— Prompt —
From the line containing "Read this page and output its text content." down to the last line, set down each line exactly as it is, and nothing more. Leave the pictures out.

— Data excerpts —
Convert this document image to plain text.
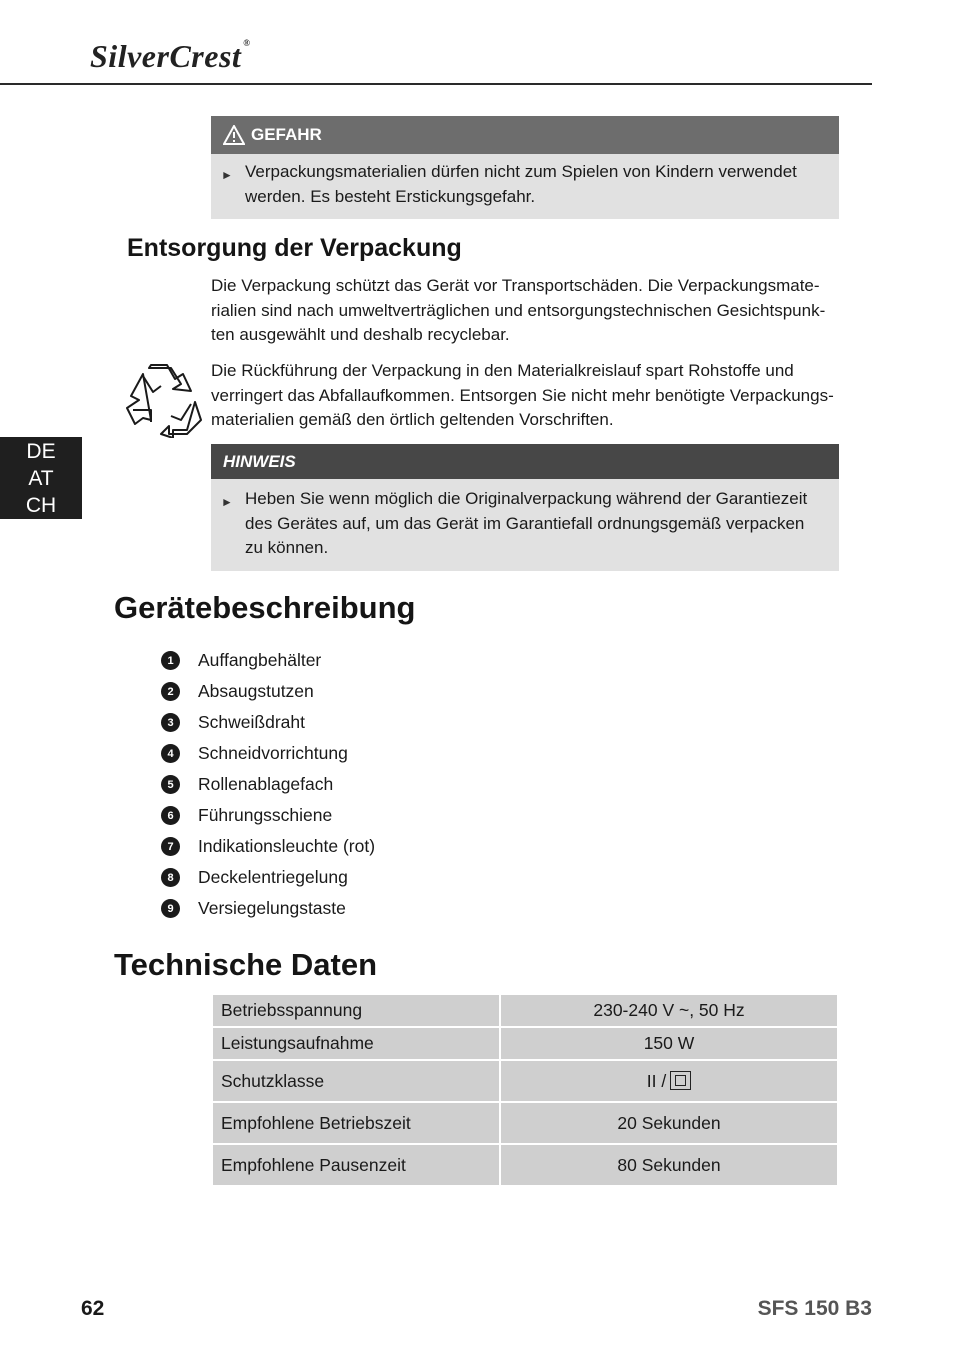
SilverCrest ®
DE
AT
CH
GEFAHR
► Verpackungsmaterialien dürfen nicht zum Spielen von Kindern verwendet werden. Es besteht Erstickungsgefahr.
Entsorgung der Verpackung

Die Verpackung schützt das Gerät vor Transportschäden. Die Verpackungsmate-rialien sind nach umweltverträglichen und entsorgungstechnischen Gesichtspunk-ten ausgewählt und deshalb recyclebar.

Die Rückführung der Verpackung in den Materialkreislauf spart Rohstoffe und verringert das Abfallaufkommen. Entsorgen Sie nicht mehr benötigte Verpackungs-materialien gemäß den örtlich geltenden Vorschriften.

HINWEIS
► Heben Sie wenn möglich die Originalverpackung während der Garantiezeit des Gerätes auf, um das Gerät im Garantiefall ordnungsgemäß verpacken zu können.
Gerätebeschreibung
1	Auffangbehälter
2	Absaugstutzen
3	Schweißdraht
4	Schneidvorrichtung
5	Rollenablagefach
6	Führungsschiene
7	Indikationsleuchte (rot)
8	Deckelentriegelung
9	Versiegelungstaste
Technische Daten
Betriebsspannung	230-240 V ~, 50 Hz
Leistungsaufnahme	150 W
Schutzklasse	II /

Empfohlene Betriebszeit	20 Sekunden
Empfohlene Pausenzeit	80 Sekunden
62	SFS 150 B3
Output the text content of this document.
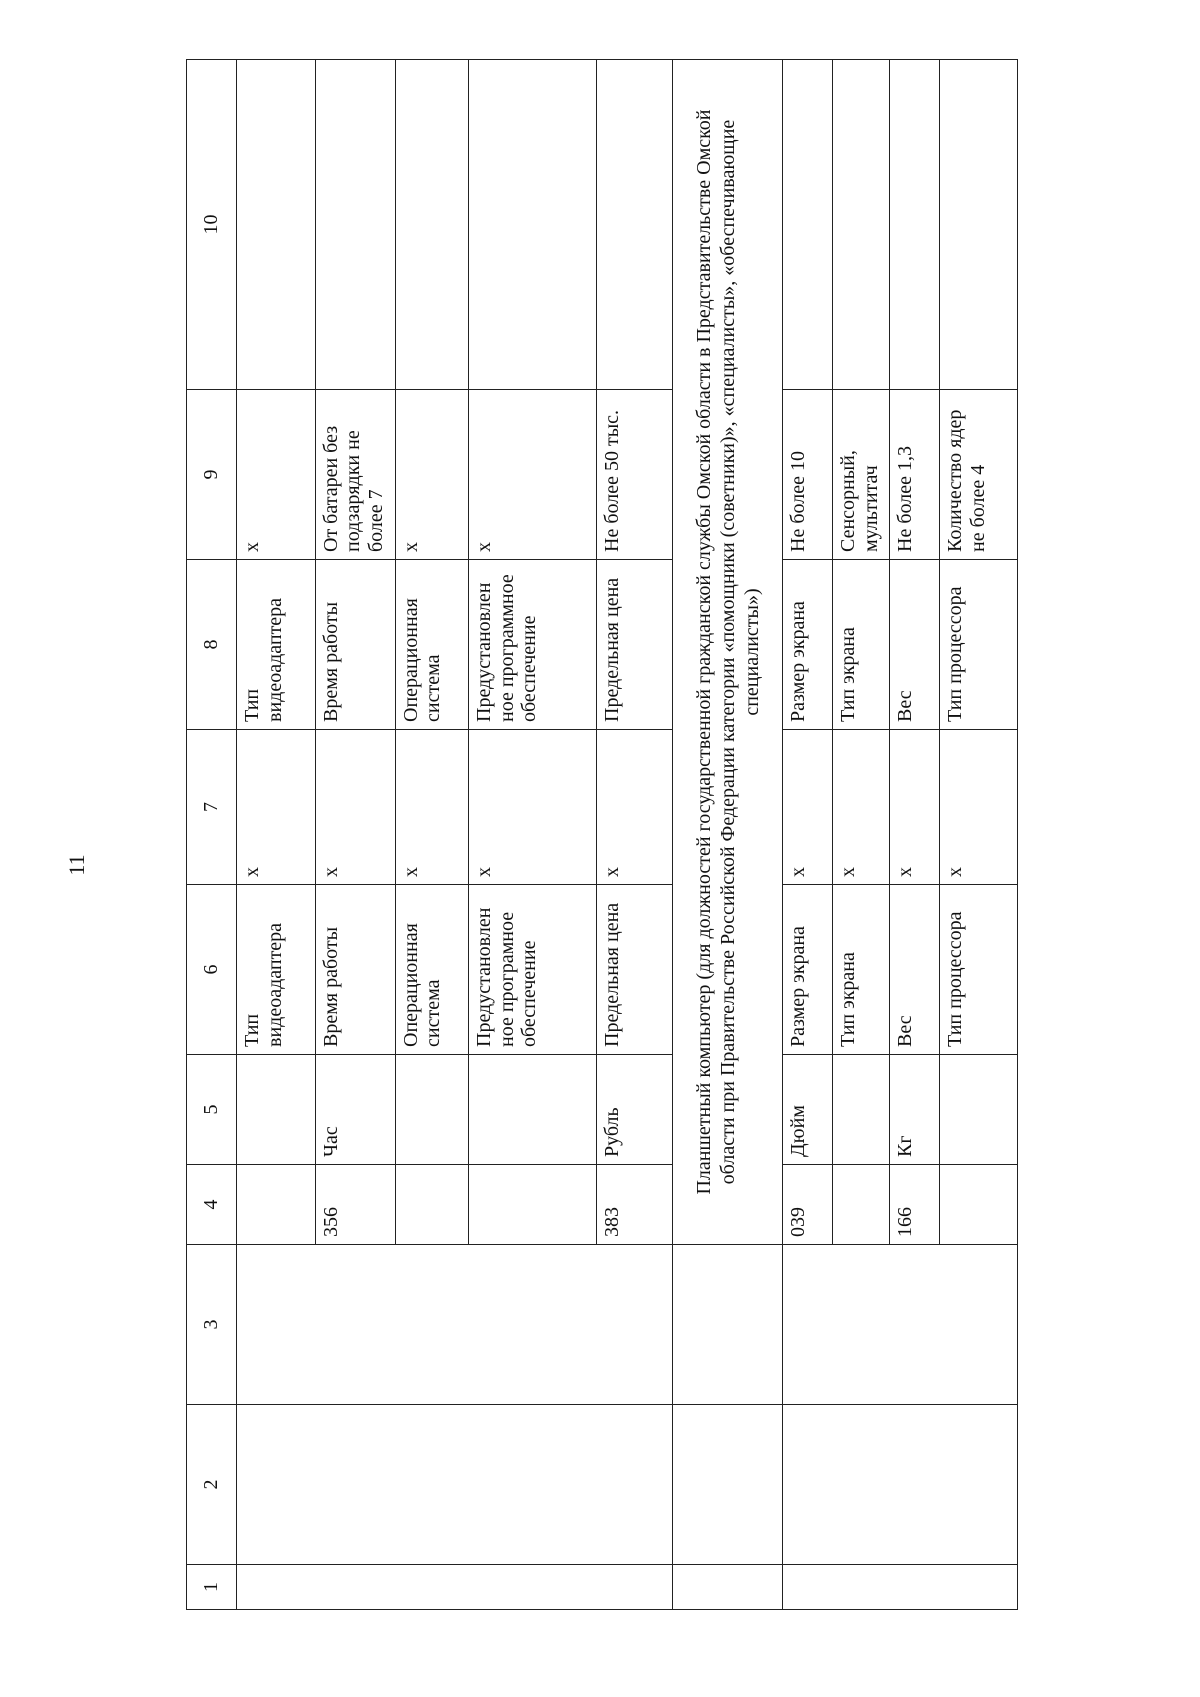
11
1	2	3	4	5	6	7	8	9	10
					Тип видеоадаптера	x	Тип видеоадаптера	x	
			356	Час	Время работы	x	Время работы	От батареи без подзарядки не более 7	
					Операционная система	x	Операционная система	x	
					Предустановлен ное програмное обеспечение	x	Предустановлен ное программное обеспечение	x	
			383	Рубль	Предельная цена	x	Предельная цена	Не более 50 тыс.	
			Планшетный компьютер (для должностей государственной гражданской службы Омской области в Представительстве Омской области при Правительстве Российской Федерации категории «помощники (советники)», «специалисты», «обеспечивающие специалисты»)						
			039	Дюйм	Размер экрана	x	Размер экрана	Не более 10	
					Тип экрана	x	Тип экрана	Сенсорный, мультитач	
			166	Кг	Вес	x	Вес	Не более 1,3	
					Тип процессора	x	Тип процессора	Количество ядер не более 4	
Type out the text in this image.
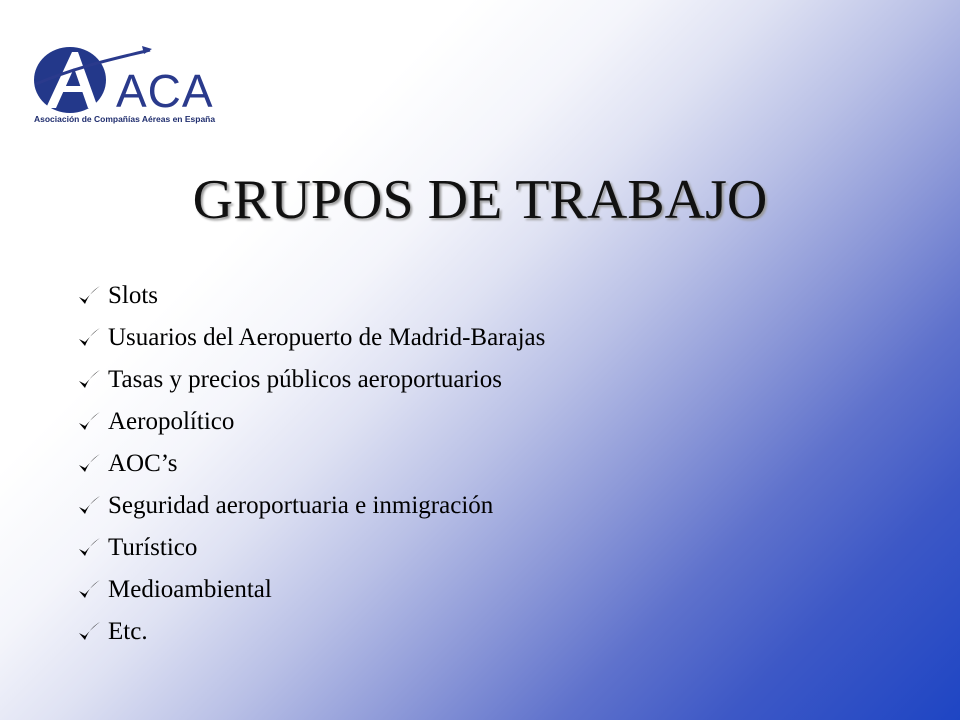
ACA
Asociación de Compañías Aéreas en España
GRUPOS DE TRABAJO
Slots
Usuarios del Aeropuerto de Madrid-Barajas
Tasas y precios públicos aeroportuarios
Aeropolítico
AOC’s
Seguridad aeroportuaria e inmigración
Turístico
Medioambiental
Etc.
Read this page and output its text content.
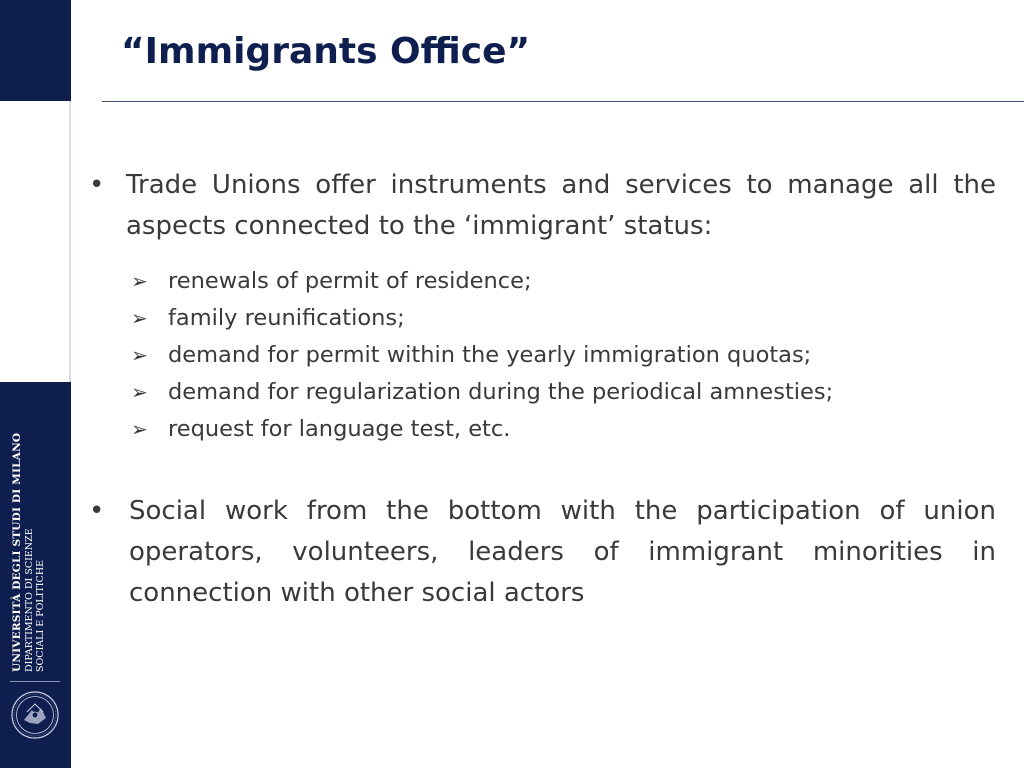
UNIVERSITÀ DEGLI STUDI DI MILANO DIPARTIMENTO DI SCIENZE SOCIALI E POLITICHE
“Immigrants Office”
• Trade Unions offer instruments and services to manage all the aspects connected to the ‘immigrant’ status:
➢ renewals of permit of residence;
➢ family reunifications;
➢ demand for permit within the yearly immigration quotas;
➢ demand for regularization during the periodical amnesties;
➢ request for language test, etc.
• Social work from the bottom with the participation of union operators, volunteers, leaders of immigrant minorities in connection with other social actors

— Exercise solution —
Read this page and output its text content.
UNIVERSITÀ DEGLI STUDI DI MILANO DIPARTIMENTO DI SCIENZE SOCIALI E POLITICHE
“Immigrants Office”
• Trade Unions offer instruments and services to manage all the aspects connected to the ‘immigrant’ status:
➢ renewals of permit of residence;
➢ family reunifications;
➢ demand for permit within the yearly immigration quotas;
➢ demand for regularization during the periodical amnesties;
➢ request for language test, etc.
• Social work from the bottom with the participation of union operators, volunteers, leaders of immigrant minorities in connection with other social actors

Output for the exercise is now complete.